** Start **

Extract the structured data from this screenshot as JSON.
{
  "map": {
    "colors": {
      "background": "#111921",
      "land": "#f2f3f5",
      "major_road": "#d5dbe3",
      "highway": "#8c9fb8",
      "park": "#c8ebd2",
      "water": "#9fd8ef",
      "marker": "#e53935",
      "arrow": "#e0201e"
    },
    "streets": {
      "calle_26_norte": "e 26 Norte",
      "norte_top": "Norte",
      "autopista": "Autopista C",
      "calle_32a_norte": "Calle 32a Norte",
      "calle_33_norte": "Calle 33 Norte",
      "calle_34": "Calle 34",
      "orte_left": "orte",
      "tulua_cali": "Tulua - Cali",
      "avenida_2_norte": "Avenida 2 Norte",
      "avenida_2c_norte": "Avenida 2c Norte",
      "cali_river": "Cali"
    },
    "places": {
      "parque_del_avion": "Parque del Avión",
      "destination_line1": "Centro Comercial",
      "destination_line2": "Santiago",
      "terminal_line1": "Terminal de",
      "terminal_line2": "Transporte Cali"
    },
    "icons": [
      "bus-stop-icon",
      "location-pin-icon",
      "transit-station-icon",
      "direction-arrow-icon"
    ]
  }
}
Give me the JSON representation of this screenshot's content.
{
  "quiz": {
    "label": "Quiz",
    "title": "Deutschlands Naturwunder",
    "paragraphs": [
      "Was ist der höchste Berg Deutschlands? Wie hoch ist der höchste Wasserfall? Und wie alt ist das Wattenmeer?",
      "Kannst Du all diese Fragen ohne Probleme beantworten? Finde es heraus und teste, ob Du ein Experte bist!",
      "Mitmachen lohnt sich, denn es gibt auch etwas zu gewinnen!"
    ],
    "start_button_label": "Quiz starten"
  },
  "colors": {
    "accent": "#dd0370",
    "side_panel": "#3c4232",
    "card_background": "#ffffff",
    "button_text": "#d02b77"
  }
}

** End **

▶ **GIVEN TASK**:
Write out, word for word, the line containing "Give me the" and every line after it to the end of the data above.

▶ **ANSWER TO THIS PROBLEM**:
Give me the JSON representation of this screenshot's content.
{
  "quiz": {
    "label": "Quiz",
    "title": "Deutschlands Naturwunder",
    "paragraphs": [
      "Was ist der höchste Berg Deutschlands? Wie hoch ist der höchste Wasserfall? Und wie alt ist das Wattenmeer?",
      "Kannst Du all diese Fragen ohne Probleme beantworten? Finde es heraus und teste, ob Du ein Experte bist!",
      "Mitmachen lohnt sich, denn es gibt auch etwas zu gewinnen!"
    ],
    "start_button_label": "Quiz starten"
  },
  "colors": {
    "accent": "#dd0370",
    "side_panel": "#3c4232",
    "card_background": "#ffffff",
    "button_text": "#d02b77"
  }
}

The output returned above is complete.